DATASET RECORDS start

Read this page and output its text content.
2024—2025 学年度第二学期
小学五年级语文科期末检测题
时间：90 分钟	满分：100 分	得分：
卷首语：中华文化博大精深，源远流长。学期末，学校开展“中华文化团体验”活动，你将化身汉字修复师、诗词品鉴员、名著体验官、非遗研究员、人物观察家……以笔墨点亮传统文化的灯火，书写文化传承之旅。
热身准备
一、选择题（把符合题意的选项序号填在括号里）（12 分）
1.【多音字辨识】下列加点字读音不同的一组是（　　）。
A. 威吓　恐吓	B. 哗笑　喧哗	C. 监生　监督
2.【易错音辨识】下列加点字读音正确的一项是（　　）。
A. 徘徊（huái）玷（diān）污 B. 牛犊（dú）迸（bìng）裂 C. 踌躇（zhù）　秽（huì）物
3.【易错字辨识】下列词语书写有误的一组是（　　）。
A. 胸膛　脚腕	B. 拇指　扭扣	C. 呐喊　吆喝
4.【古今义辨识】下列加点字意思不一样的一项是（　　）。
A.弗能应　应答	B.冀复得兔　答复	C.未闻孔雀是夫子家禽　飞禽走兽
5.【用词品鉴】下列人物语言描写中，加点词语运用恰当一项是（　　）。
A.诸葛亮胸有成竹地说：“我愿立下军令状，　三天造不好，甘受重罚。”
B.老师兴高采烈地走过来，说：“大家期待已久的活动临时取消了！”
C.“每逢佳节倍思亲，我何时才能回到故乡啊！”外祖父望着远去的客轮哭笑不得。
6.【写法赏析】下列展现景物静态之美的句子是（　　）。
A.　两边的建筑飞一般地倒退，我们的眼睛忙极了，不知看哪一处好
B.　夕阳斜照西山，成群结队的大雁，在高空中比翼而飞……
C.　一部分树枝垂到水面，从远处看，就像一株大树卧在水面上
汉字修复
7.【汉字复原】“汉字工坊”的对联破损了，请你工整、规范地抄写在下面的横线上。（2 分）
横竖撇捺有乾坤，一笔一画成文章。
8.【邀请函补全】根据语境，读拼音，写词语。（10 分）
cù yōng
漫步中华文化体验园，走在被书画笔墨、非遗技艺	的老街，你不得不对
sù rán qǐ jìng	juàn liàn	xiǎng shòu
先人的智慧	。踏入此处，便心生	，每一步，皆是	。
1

DATASET RECORDS end

• DIRECTIONS: Copy out each line exactly.

• TASK SOLUTION:
Read this page and output its text content.
2024—2025 学年度第二学期
小学五年级语文科期末检测题
时间：90 分钟	满分：100 分	得分：
卷首语：中华文化博大精深，源远流长。学期末，学校开展“中华文化团体验”活动，你将化身汉字修复师、诗词品鉴员、名著体验官、非遗研究员、人物观察家……以笔墨点亮传统文化的灯火，书写文化传承之旅。
热身准备
一、选择题（把符合题意的选项序号填在括号里）（12 分）
1.【多音字辨识】下列加点字读音不同的一组是（　　）。
A. 威吓　恐吓	B. 哗笑　喧哗	C. 监生　监督
2.【易错音辨识】下列加点字读音正确的一项是（　　）。
A. 徘徊（huái）玷（diān）污 B. 牛犊（dú）迸（bìng）裂 C. 踌躇（zhù）　秽（huì）物
3.【易错字辨识】下列词语书写有误的一组是（　　）。
A. 胸膛　脚腕	B. 拇指　扭扣	C. 呐喊　吆喝
4.【古今义辨识】下列加点字意思不一样的一项是（　　）。
A.弗能应　应答	B.冀复得兔　答复	C.未闻孔雀是夫子家禽　飞禽走兽
5.【用词品鉴】下列人物语言描写中，加点词语运用恰当一项是（　　）。
A.诸葛亮胸有成竹地说：“我愿立下军令状，　三天造不好，甘受重罚。”
B.老师兴高采烈地走过来，说：“大家期待已久的活动临时取消了！”
C.“每逢佳节倍思亲，我何时才能回到故乡啊！”外祖父望着远去的客轮哭笑不得。
6.【写法赏析】下列展现景物静态之美的句子是（　　）。
A.　两边的建筑飞一般地倒退，我们的眼睛忙极了，不知看哪一处好
B.　夕阳斜照西山，成群结队的大雁，在高空中比翼而飞……
C.　一部分树枝垂到水面，从远处看，就像一株大树卧在水面上
汉字修复
7.【汉字复原】“汉字工坊”的对联破损了，请你工整、规范地抄写在下面的横线上。（2 分）
横竖撇捺有乾坤，一笔一画成文章。
8.【邀请函补全】根据语境，读拼音，写词语。（10 分）
cù yōng
漫步中华文化体验园，走在被书画笔墨、非遗技艺	的老街，你不得不对
sù rán qǐ jìng	juàn liàn	xiǎng shòu
先人的智慧	。踏入此处，便心生	，每一步，皆是	。
1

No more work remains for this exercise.